▶ [Required work]: Answer with one number only: the number of lines that include the word "Segundo".

::::

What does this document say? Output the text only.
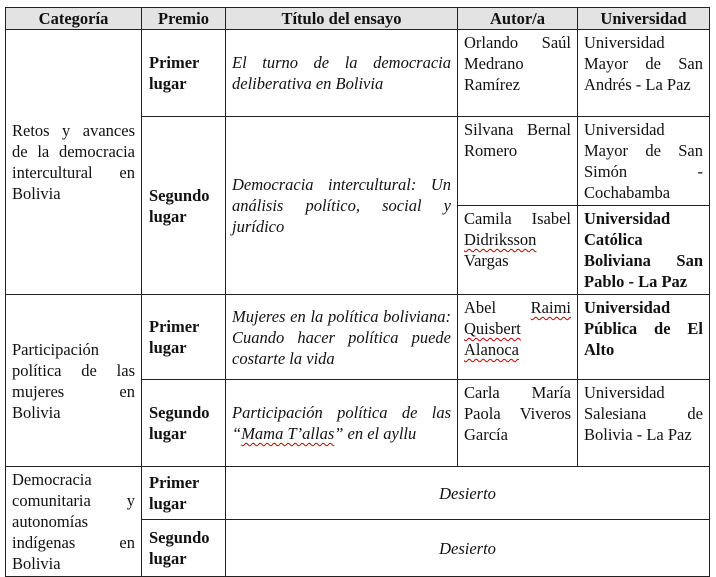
Categoría	Premio	Título del ensayo	Autor/a	Universidad
Retos y avances de la democracia intercultural en Bolivia	Primer lugar	El turno de la democracia deliberativa en Bolivia	Orlando Saúl Medrano Ramírez	Universidad Mayor de San Andrés - La Paz
	Segundo lugar	Democracia intercultural: Un análisis político, social y jurídico	Silvana Bernal Romero	Universidad Mayor de San Simón - Cochabamba
			Camila Isabel Didriksson Vargas	Universidad Católica Boliviana San Pablo - La Paz
Participación política de las mujeres en Bolivia	Primer lugar	Mujeres en la política boliviana: Cuando hacer política puede costarte la vida	Abel Raimi Quisbert Alanoca	Universidad Pública de El Alto
	Segundo lugar	Participación política de las “Mama T’allas” en el ayllu	Carla María Paola Viveros García	Universidad Salesiana de Bolivia - La Paz
Democracia comunitaria y autonomías indígenas en Bolivia	Primer lugar	Desierto		
	Segundo lugar	Desierto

::::

▶ [Correct answer]: 3